Recorded data -
* * * * * * * * *
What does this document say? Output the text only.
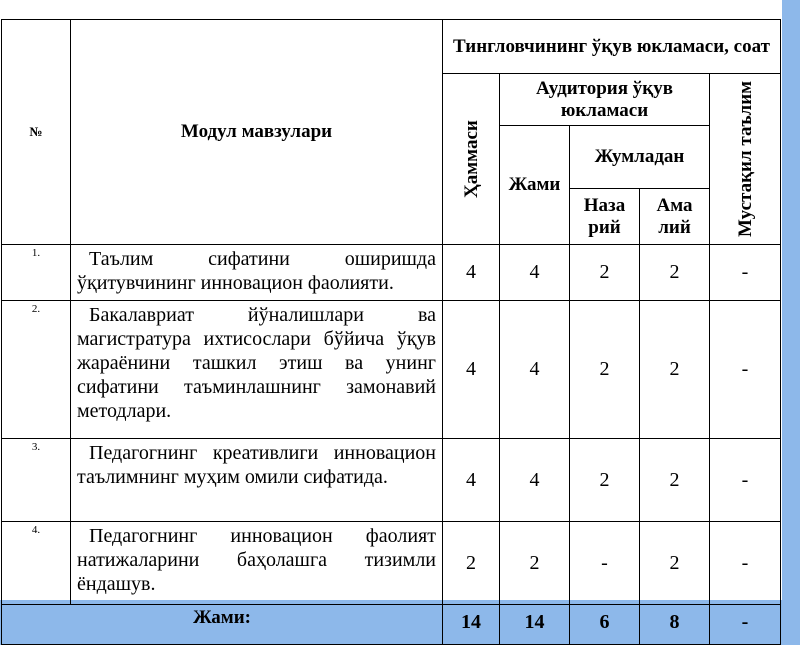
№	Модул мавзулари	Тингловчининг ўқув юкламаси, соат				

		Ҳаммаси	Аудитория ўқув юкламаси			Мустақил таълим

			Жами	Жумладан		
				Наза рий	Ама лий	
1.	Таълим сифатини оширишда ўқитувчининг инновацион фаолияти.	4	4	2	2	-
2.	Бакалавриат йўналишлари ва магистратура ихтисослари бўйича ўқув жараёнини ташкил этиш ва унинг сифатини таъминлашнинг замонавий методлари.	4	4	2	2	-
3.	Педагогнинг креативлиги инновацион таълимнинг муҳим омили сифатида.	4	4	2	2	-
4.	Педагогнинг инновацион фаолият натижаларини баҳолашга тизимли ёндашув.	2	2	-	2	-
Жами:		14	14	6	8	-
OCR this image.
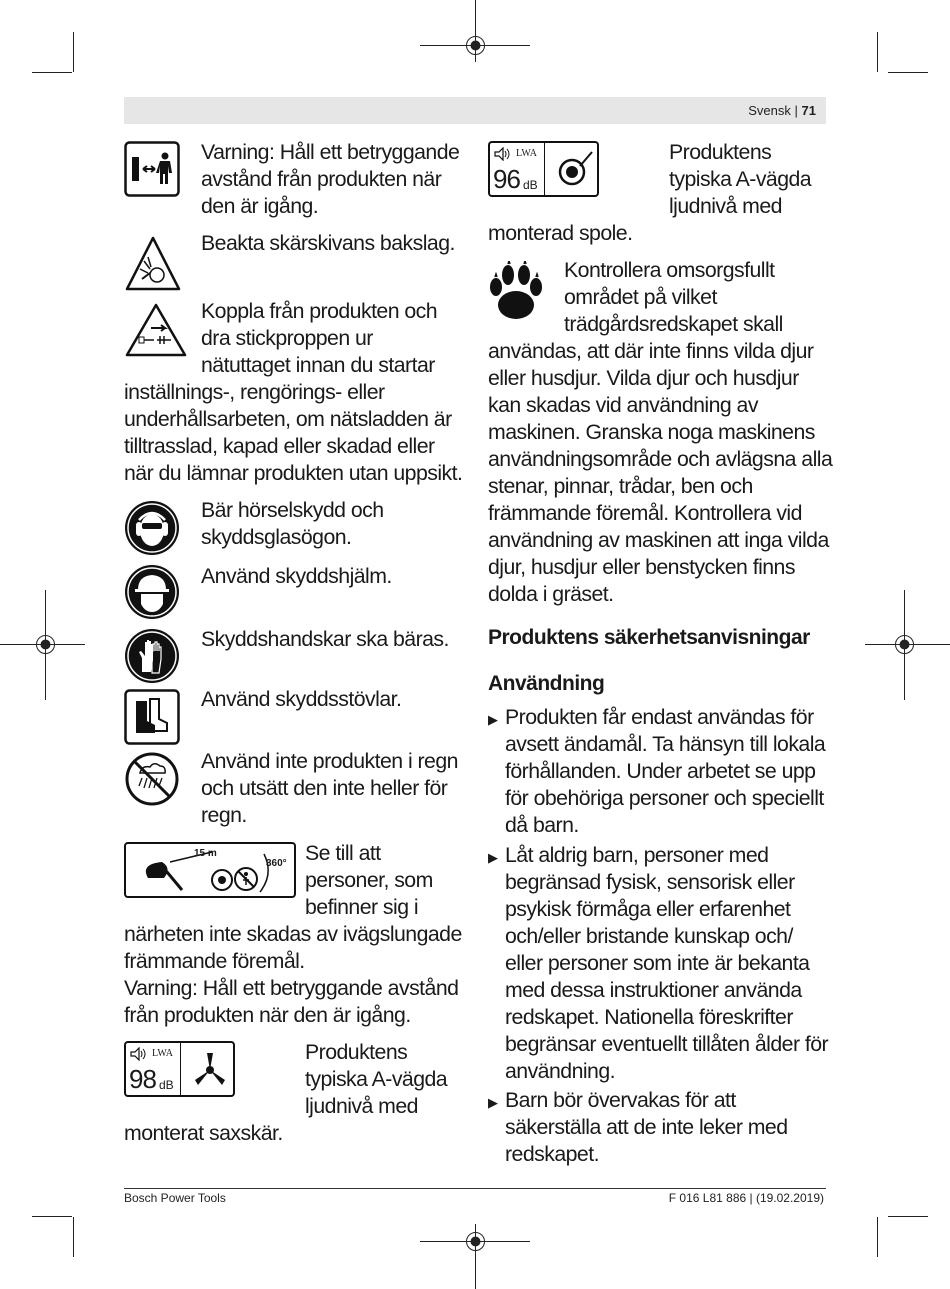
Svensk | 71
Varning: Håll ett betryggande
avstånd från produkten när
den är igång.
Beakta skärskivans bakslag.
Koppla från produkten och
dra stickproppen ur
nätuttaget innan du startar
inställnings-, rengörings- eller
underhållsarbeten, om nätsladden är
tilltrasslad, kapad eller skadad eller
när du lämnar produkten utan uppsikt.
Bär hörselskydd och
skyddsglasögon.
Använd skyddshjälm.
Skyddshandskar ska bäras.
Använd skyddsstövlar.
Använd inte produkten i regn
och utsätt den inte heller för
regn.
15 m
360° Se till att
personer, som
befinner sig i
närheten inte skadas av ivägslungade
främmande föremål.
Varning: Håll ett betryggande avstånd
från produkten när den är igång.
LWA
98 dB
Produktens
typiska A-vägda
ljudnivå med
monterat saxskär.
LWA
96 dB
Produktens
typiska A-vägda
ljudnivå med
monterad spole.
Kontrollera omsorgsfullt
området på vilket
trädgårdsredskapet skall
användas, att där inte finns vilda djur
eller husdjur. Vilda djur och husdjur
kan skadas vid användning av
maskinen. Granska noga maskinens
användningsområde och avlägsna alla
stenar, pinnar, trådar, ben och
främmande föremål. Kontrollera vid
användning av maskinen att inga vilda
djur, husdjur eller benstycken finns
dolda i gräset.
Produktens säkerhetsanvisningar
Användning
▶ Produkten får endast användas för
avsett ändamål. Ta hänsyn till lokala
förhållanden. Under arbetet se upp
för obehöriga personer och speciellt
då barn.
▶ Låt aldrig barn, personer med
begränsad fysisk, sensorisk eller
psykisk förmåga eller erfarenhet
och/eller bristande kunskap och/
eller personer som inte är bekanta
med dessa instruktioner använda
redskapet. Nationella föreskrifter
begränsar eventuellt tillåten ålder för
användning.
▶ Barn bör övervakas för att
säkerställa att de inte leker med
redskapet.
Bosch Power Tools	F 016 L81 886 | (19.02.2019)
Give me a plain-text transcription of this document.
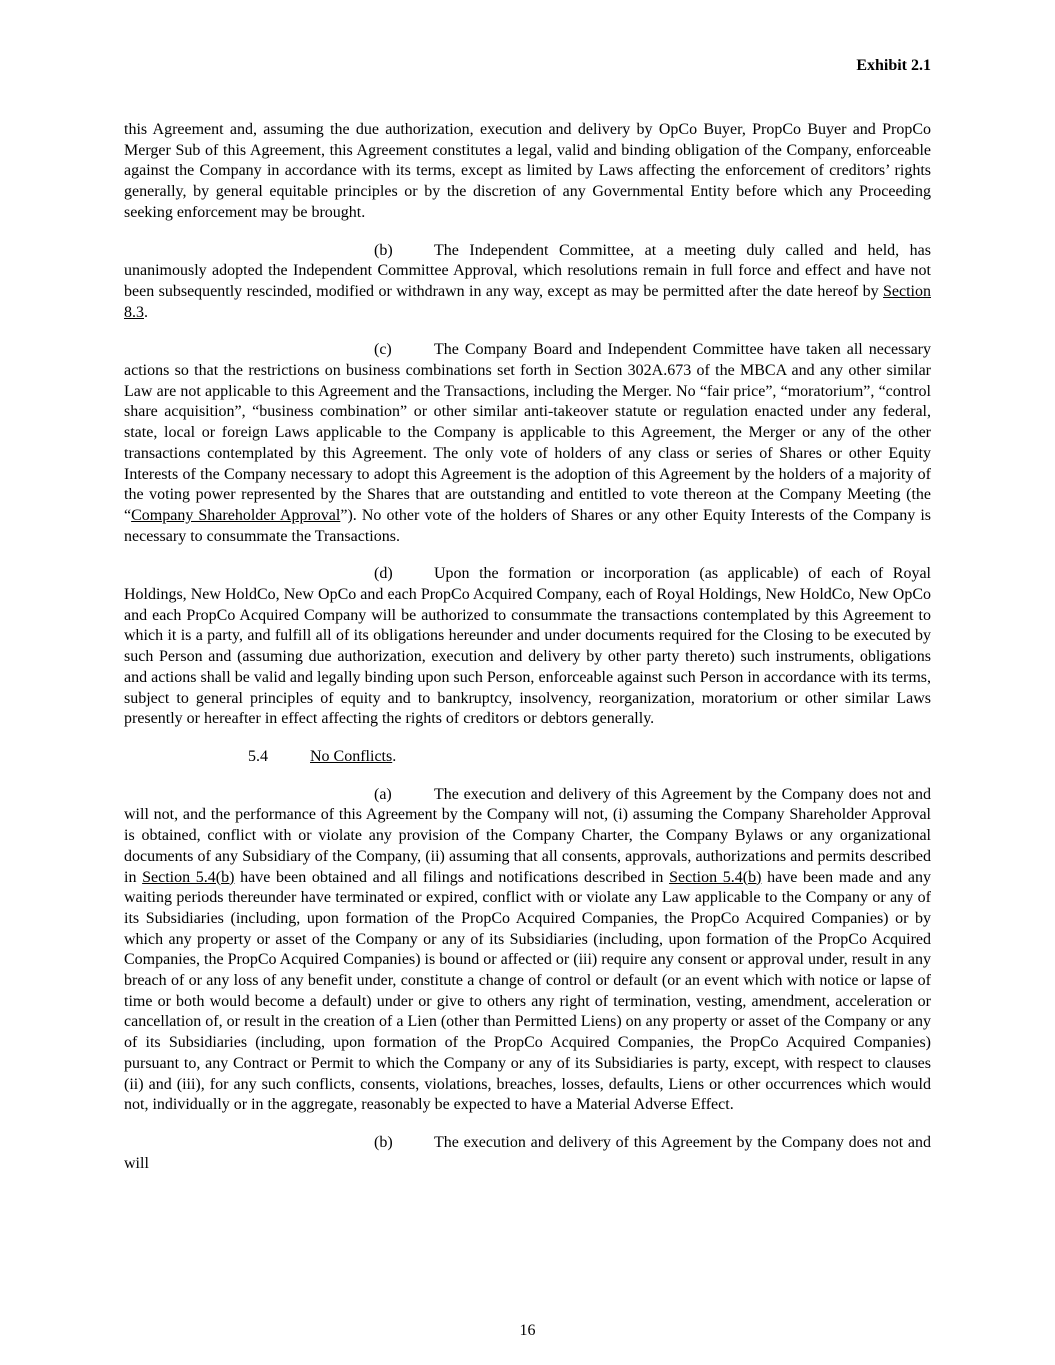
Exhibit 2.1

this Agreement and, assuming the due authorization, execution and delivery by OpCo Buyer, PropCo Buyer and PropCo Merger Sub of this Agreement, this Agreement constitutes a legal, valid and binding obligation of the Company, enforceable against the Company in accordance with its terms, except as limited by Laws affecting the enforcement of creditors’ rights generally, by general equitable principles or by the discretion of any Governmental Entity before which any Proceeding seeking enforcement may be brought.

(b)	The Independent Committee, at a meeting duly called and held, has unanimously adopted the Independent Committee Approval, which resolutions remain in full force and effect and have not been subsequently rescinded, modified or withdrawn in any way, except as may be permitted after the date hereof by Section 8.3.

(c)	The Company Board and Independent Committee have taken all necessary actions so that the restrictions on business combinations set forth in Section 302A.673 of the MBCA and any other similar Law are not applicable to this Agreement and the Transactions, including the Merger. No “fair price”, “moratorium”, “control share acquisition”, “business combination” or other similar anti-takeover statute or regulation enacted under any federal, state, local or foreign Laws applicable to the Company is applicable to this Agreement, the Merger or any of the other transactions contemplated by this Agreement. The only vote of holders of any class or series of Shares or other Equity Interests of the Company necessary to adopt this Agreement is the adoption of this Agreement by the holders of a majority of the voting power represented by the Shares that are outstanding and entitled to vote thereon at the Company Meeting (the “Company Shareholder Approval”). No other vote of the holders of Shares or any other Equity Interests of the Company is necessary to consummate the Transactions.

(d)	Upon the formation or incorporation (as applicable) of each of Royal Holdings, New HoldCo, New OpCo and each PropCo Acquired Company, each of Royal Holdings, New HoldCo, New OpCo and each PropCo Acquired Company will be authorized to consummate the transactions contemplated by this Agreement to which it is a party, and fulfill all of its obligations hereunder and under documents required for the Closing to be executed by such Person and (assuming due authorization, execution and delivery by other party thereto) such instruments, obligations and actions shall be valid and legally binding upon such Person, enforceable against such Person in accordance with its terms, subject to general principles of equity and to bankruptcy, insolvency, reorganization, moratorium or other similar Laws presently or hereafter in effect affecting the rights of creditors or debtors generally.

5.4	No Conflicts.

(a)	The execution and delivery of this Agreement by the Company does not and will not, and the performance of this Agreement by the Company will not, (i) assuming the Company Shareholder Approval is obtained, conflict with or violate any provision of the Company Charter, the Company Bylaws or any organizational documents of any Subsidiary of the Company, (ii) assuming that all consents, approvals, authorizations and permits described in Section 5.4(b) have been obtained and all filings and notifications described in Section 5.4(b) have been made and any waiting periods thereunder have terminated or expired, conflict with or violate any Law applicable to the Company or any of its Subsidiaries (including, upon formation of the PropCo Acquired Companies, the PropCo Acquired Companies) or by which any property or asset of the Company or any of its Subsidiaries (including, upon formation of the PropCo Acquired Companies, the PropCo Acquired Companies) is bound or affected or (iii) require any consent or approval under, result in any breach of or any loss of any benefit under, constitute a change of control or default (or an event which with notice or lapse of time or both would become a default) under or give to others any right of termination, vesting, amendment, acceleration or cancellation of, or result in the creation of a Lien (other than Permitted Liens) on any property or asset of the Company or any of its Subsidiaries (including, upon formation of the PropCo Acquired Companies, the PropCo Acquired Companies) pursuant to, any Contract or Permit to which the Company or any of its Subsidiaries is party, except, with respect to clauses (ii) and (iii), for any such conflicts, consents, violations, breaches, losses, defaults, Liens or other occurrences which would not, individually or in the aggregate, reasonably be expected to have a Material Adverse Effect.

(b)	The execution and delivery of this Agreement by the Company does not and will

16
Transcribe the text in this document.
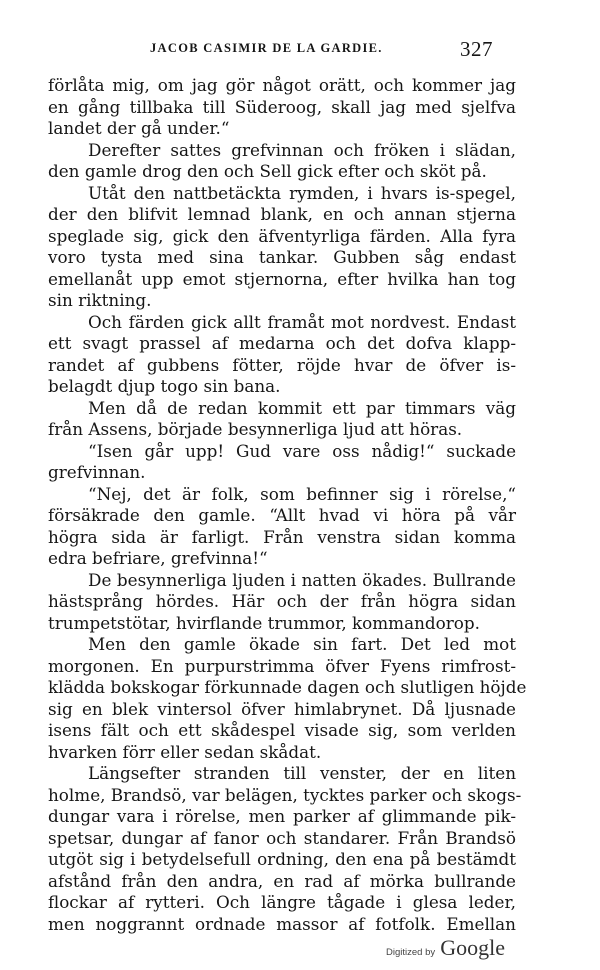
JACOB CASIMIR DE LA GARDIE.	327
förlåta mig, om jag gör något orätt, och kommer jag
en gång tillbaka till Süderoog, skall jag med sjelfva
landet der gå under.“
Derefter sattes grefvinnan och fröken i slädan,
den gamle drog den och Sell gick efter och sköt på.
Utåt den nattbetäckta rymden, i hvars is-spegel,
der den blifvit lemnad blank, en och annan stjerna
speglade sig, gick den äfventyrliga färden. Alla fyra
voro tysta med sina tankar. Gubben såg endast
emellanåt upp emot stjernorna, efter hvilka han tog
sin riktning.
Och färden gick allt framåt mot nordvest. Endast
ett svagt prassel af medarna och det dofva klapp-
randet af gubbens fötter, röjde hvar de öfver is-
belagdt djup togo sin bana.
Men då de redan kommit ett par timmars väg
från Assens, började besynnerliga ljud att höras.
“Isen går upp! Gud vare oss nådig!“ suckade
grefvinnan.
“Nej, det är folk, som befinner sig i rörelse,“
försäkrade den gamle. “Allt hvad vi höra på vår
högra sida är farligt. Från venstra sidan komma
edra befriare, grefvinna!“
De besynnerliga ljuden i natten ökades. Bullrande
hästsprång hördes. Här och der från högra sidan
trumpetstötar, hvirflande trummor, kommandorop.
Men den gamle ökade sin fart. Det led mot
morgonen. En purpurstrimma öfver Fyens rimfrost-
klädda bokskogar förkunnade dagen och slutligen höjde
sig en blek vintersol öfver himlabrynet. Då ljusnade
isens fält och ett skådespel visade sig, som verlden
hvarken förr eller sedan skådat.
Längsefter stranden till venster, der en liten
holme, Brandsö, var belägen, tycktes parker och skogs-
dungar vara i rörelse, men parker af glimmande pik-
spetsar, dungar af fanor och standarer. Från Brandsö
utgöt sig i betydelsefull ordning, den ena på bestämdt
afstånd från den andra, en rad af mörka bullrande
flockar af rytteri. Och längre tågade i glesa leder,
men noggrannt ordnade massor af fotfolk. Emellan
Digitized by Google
* * * * * * * * *
Written exercise - Copy all lines in the listing above where the string "ўқув" appears.

Solution for this problem -
№	Модул мавзулари	Тингловчининг ўқув юкламаси, соат				
		Ҳаммаси	Аудитория ўқув юкламаси			Мустақил таълим
2.	Бакалавриат йўналишлари ва магистратура ихтисослари бўйича ўқув жараёнини ташкил этиш ва унинг сифатини таъминлашнинг замонавий методлари.	4	4	2	2	-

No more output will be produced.